## THE REQUEST
Copy every line that mentions the word "Vehicle".

## RECORDS SHOWN
####
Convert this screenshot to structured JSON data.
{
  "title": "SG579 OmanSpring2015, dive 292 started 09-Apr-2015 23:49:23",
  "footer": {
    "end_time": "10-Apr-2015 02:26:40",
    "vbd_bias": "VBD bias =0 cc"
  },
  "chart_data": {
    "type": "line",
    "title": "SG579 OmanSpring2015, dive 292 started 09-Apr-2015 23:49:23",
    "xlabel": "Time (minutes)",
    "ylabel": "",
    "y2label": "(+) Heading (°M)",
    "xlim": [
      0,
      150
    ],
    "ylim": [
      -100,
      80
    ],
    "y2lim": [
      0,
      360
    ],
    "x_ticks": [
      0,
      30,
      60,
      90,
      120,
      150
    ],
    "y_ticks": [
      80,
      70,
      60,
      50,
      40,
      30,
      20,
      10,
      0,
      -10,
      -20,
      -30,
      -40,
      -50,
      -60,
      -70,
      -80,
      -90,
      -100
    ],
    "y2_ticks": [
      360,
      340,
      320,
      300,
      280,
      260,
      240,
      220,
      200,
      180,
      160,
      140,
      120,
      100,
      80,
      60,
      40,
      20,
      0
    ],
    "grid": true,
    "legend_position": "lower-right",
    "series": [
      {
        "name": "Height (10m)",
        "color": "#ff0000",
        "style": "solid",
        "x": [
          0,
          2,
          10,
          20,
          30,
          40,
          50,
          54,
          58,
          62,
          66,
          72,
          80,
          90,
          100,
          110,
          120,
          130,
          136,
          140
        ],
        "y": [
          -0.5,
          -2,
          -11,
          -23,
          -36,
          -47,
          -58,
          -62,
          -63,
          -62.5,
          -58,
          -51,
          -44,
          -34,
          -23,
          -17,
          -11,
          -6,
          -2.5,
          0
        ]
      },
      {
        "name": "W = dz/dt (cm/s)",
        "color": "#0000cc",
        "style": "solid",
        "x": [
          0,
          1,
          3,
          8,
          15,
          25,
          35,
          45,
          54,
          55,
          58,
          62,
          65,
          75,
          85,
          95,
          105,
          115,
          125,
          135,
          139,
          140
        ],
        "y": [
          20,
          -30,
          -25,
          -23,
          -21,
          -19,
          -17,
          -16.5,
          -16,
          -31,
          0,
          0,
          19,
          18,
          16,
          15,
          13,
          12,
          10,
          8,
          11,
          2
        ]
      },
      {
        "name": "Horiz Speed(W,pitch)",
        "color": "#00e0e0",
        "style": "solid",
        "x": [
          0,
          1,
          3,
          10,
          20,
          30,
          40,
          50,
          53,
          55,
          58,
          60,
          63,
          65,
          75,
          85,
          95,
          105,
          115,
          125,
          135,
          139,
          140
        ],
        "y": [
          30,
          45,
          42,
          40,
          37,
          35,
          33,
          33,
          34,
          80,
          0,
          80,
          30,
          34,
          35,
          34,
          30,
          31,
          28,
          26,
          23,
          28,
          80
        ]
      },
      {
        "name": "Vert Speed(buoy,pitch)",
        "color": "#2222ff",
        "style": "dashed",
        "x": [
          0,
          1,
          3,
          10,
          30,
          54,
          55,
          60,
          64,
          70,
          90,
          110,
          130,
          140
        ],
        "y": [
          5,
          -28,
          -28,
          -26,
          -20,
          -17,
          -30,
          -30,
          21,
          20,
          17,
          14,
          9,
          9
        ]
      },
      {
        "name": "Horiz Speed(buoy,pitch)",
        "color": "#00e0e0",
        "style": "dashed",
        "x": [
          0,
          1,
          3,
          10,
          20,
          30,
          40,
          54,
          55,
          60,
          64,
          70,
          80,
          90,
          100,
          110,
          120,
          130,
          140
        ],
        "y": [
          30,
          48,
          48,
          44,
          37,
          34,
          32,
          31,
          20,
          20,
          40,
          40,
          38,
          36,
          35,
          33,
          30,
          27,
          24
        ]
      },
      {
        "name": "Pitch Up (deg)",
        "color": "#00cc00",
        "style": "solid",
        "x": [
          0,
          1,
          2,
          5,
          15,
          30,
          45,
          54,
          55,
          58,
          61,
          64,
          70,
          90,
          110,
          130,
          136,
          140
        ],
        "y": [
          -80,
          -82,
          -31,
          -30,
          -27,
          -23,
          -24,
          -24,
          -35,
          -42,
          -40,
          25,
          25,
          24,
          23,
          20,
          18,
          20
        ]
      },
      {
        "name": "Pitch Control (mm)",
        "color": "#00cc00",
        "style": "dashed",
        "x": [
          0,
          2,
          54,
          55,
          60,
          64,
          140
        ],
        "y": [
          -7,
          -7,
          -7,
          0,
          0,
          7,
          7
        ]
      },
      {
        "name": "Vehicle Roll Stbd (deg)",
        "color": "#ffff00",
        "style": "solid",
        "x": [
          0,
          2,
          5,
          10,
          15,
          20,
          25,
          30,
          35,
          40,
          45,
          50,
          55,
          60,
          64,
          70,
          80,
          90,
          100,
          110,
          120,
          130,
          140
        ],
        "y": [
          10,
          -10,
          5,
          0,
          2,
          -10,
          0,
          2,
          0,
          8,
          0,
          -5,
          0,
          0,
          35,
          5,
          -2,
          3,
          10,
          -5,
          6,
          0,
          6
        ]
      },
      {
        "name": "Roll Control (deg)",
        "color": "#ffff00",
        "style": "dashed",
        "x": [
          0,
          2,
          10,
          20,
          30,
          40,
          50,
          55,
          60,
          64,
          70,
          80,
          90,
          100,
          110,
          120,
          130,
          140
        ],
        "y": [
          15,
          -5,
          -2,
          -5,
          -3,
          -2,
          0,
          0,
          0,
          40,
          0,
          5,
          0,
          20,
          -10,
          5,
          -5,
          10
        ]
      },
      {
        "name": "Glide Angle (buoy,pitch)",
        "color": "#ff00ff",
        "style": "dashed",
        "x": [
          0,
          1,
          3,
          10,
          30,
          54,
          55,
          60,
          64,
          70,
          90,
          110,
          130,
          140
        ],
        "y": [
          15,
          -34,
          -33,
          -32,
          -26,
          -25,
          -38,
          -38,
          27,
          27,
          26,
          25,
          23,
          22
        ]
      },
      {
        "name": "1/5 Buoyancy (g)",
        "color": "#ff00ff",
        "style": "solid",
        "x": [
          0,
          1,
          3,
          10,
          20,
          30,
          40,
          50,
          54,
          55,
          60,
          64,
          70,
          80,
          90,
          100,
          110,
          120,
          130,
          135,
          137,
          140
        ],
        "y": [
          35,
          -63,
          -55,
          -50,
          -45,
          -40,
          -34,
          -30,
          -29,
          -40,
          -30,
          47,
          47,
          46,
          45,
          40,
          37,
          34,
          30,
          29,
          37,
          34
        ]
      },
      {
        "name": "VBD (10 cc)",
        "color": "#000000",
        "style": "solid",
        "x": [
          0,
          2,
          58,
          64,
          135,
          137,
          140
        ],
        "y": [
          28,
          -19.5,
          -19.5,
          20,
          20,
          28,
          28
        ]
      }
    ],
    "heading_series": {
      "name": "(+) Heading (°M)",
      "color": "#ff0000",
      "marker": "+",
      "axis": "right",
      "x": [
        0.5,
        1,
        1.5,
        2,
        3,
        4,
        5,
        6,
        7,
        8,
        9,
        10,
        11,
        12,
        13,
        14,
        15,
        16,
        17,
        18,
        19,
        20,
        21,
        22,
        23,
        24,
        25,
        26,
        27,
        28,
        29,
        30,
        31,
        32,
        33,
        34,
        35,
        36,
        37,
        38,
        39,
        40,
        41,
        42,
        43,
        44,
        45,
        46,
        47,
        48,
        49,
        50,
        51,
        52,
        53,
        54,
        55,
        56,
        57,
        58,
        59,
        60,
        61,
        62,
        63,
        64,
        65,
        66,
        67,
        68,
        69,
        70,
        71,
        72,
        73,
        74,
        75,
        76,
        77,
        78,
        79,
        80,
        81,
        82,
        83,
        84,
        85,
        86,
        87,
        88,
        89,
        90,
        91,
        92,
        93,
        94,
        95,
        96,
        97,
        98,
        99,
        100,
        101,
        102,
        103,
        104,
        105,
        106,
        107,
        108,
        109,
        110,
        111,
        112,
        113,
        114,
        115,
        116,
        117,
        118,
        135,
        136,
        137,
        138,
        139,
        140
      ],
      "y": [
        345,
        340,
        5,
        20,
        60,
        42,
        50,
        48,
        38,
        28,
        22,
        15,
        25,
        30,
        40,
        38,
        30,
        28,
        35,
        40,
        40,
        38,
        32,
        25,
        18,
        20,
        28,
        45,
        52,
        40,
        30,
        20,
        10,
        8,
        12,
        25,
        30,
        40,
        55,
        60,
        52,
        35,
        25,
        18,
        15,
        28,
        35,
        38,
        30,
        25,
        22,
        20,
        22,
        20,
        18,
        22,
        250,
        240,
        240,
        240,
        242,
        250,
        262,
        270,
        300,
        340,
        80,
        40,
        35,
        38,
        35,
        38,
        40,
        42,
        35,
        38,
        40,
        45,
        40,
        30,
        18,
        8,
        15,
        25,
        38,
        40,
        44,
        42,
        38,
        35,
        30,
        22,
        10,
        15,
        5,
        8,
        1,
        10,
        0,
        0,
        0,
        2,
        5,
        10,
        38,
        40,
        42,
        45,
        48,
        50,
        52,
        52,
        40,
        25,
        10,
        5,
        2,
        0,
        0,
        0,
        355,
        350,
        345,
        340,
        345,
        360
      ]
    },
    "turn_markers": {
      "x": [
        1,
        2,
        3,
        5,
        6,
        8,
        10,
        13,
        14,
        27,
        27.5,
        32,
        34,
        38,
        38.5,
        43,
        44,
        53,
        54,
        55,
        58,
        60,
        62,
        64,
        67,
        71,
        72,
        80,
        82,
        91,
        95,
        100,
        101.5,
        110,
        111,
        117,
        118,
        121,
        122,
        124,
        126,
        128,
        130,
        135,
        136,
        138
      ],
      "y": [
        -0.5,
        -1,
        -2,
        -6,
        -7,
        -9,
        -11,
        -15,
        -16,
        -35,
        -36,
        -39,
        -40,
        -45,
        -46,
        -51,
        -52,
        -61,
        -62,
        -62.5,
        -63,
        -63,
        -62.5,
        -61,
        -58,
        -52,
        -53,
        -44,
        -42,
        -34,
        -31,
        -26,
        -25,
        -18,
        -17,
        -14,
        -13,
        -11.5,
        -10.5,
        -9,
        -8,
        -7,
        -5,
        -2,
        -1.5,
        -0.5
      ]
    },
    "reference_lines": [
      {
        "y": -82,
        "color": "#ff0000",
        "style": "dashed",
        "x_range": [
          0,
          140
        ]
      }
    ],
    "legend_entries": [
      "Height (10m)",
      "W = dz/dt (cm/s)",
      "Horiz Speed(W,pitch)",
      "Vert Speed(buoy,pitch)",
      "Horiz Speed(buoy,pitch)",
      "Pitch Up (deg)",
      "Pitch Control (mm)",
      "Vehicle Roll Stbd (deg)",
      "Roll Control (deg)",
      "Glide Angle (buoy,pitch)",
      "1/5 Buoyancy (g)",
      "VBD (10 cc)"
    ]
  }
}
####
## RESPONSE TO THE EXERCISE
        "name": "Vehicle Roll Stbd (deg)",
      "Vehicle Roll Stbd (deg)",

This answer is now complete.